[Start of INPUT ROWS]

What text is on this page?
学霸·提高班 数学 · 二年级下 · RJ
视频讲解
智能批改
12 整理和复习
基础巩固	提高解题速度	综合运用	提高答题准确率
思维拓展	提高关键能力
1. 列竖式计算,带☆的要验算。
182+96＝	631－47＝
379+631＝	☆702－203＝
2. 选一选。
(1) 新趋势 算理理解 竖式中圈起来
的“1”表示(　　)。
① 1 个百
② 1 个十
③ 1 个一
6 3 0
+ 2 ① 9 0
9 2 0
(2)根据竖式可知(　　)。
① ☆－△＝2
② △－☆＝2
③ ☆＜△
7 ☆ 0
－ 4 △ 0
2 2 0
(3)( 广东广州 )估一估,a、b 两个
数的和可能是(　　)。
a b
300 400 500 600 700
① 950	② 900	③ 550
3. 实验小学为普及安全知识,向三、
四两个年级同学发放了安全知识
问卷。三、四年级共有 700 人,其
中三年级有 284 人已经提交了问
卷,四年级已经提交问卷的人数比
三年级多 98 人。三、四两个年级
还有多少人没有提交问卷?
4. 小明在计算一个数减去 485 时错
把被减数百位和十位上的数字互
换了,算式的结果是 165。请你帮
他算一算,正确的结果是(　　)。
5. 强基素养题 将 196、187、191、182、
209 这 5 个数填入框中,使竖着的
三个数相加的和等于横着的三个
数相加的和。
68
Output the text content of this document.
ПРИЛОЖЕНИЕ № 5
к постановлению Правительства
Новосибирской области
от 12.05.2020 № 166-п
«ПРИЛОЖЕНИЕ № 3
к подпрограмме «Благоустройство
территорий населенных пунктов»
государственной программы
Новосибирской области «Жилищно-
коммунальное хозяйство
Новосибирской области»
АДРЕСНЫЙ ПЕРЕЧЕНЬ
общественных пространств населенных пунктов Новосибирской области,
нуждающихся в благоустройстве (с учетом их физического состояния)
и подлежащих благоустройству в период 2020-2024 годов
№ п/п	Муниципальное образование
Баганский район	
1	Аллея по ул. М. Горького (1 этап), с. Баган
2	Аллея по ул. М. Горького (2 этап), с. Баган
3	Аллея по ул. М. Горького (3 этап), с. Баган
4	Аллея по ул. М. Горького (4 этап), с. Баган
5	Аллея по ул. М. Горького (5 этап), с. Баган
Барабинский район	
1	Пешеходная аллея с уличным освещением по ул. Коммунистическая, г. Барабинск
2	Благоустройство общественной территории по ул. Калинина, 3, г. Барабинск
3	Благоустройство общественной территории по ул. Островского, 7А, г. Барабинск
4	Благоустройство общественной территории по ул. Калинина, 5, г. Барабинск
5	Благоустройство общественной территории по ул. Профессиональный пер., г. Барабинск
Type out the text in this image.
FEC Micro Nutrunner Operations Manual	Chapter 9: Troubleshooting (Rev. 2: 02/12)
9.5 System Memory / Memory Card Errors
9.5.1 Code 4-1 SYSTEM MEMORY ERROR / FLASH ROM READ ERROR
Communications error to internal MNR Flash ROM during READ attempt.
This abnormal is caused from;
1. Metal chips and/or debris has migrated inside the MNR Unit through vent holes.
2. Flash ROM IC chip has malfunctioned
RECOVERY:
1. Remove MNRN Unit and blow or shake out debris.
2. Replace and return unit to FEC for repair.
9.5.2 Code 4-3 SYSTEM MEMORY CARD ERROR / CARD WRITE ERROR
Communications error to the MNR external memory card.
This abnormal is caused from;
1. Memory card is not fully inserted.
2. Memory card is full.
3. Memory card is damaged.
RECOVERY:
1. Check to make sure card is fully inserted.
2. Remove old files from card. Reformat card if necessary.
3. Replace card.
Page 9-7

[End of INPUT ROWS]

--- WHAT YOU HAVE TO DO ---
Say how many lines in the records hold "район", with the number as the whole reply.

--- SOLUTION ---
2